- [Aim] Omit all pictures. Quote the lines from the one with "What data populates" through the end of the listing below, exactly as they appear.

[Stored dataset items]
######

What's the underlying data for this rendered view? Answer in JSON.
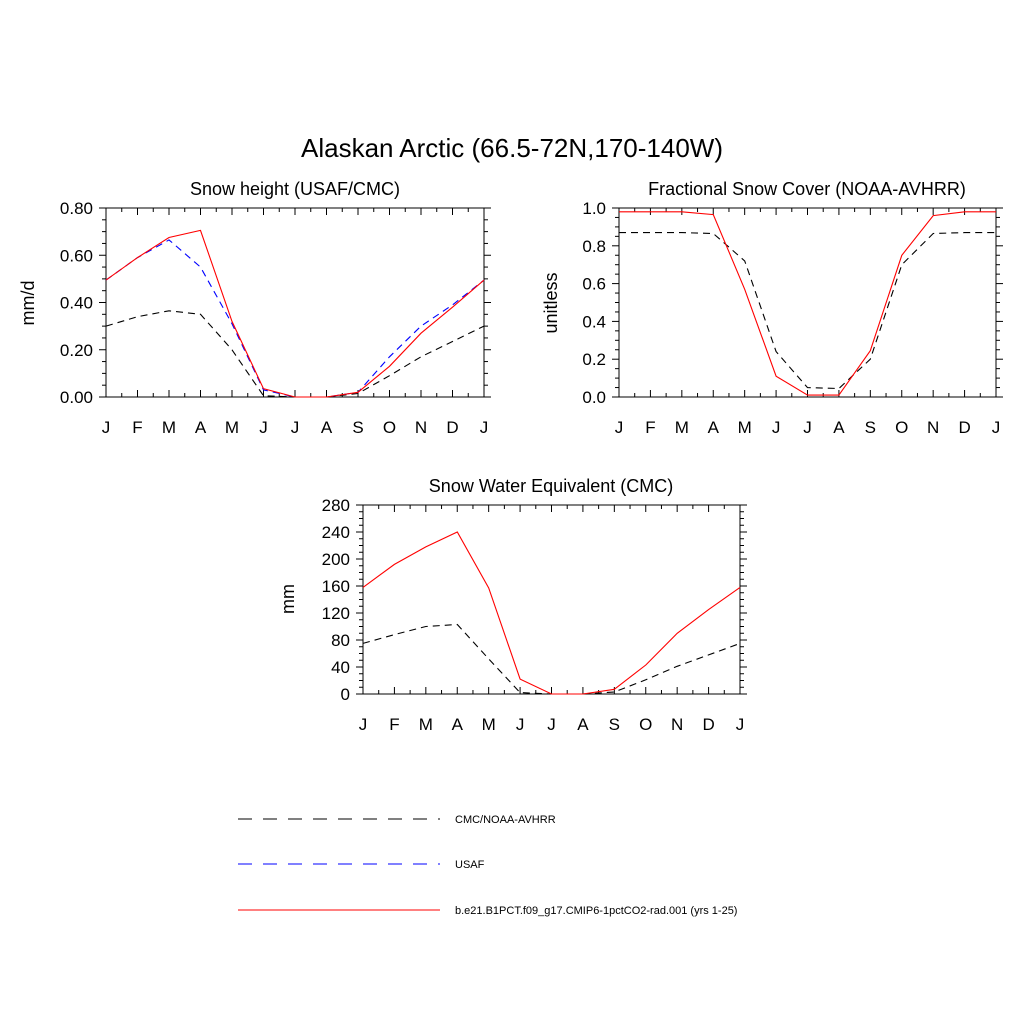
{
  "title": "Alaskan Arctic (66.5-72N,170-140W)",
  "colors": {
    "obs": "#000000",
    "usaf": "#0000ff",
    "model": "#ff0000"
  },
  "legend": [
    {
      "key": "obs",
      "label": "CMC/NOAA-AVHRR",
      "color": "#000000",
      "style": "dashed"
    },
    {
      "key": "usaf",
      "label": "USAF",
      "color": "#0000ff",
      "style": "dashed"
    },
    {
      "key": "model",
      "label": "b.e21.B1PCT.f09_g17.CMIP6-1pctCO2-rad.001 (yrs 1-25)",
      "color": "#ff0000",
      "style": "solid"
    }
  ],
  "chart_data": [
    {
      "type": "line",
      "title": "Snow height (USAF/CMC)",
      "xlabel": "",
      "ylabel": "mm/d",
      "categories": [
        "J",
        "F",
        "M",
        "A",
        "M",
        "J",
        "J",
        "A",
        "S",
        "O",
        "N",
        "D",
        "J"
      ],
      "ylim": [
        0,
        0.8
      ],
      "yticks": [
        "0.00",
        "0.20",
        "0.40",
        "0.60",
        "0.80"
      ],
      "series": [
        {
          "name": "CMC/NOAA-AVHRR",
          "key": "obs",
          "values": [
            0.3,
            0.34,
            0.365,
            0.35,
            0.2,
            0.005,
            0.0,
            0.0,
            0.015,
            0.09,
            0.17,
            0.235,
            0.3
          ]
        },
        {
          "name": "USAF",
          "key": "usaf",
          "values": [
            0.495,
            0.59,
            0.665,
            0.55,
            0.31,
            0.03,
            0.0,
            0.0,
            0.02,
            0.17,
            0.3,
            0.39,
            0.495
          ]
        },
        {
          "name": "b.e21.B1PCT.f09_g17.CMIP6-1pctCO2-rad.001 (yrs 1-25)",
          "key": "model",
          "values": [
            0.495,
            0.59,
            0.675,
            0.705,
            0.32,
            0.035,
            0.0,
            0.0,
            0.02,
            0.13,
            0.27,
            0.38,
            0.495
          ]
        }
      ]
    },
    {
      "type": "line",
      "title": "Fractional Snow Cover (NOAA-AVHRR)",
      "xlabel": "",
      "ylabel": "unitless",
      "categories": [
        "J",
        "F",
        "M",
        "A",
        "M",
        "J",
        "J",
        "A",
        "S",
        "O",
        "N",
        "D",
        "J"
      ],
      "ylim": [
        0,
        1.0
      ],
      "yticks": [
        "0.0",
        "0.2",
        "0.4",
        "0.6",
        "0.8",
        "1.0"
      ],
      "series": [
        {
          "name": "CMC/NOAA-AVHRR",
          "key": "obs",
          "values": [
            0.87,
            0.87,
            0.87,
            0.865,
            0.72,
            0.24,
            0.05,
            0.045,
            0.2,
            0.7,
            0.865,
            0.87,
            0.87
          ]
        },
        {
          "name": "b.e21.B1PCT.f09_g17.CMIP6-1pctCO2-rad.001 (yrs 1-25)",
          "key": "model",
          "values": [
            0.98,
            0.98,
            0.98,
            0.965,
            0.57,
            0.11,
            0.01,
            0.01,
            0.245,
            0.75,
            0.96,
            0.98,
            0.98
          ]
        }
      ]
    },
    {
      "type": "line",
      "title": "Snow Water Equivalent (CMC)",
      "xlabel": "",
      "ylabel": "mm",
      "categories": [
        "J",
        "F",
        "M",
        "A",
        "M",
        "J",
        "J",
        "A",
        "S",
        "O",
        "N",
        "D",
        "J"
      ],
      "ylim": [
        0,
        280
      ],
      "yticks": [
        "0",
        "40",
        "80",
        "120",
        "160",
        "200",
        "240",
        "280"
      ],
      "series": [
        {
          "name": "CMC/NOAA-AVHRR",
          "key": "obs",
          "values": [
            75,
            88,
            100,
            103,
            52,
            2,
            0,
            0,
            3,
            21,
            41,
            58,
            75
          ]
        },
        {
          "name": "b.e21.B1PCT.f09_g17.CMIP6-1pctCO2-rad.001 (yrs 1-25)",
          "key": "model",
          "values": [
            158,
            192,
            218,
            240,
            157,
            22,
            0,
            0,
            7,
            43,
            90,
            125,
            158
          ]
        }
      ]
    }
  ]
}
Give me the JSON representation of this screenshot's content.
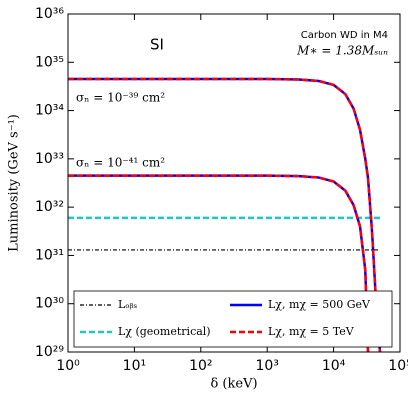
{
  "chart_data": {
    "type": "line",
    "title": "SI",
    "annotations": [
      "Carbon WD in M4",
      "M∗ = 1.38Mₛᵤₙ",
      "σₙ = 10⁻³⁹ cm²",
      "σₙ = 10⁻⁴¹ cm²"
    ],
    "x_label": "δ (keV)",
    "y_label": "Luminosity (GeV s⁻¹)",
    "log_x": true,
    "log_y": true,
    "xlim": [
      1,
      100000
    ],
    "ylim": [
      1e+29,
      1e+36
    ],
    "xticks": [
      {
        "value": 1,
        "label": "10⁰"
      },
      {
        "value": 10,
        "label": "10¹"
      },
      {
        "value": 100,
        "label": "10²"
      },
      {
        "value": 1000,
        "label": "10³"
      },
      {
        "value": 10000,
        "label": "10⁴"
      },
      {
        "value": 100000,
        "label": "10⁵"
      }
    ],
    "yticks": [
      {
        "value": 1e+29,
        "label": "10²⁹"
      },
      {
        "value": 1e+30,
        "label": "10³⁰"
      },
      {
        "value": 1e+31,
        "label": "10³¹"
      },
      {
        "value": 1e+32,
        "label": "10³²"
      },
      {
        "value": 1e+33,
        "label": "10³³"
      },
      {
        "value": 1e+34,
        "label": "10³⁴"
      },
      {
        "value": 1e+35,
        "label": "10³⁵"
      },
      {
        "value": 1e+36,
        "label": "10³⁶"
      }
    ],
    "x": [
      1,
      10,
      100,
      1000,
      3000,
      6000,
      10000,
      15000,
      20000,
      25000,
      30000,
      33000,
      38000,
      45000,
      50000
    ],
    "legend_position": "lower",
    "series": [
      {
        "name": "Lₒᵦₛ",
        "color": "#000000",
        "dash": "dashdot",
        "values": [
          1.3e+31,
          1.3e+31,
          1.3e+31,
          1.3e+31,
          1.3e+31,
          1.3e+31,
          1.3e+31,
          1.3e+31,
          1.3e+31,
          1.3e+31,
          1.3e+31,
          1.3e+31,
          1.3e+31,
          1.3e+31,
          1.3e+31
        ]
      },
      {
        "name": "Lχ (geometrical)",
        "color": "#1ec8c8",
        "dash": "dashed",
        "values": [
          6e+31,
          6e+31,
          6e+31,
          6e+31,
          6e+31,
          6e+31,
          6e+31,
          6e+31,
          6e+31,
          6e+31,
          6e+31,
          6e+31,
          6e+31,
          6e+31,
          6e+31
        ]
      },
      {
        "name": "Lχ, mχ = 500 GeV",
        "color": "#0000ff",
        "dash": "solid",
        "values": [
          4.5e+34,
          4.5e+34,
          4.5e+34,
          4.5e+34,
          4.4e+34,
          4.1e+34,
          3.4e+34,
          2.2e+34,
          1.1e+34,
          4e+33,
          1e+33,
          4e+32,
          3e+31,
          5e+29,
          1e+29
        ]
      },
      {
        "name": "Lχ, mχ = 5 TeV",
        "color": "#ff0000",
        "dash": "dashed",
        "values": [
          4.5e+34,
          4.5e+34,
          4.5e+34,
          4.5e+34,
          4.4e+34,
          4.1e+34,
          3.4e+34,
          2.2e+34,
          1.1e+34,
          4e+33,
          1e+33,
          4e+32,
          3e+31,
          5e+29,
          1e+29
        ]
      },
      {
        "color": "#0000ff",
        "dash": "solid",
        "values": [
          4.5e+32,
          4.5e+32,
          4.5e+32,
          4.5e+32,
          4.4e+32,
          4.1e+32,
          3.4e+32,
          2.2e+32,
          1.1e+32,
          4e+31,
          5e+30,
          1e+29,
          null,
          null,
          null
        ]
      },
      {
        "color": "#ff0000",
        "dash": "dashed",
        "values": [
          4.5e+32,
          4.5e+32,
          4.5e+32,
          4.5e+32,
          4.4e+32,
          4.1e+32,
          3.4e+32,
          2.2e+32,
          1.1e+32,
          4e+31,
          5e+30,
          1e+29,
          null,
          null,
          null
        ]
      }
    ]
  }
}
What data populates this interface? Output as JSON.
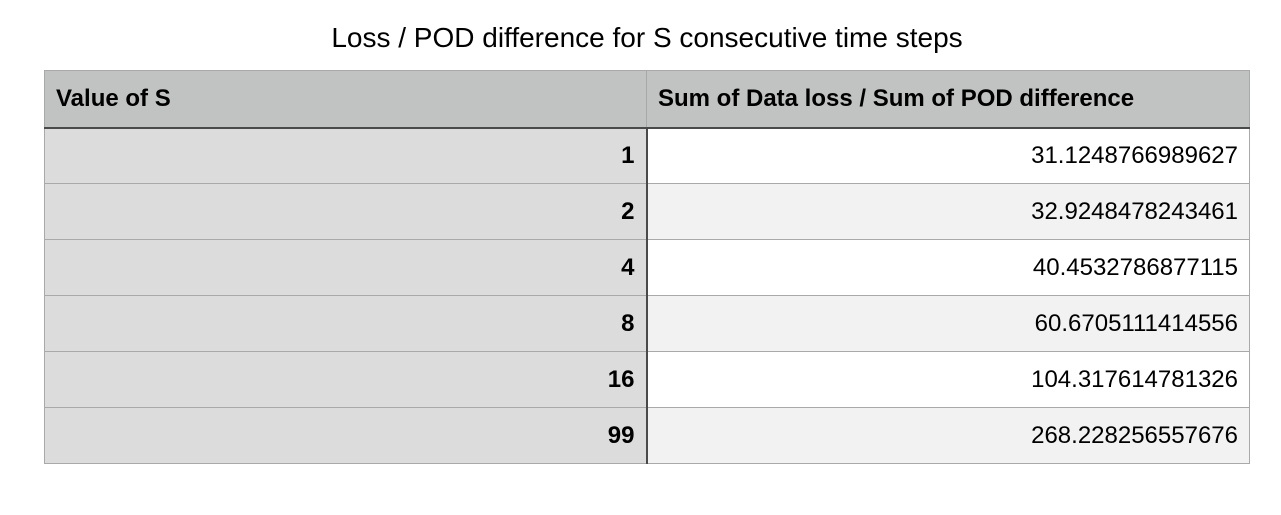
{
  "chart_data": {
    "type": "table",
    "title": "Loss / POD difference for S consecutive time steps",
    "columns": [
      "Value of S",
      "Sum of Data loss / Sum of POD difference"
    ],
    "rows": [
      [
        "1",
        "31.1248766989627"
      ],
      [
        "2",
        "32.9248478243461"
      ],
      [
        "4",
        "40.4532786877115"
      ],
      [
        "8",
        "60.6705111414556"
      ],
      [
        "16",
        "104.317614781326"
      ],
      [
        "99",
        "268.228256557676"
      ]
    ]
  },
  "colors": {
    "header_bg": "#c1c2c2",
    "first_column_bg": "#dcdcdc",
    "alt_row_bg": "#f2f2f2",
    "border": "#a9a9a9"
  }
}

######

- [Complete answer]
What data populates this interface? Output as JSON.
{
  "chart_data": {
    "type": "table",
    "title": "Loss / POD difference for S consecutive time steps",
    "columns": [
      "Value of S",
      "Sum of Data loss / Sum of POD difference"
    ],
    "rows": [
      [
        "1",
        "31.1248766989627"
      ],
      [
        "2",
        "32.9248478243461"
      ],
      [
        "4",
        "40.4532786877115"
      ],
      [
        "8",
        "60.6705111414556"
      ],
      [
        "16",
        "104.317614781326"
      ],
      [
        "99",
        "268.228256557676"
      ]
    ]
  },
  "colors": {
    "header_bg": "#c1c2c2",
    "first_column_bg": "#dcdcdc",
    "alt_row_bg": "#f2f2f2",
    "border": "#a9a9a9"
  }
}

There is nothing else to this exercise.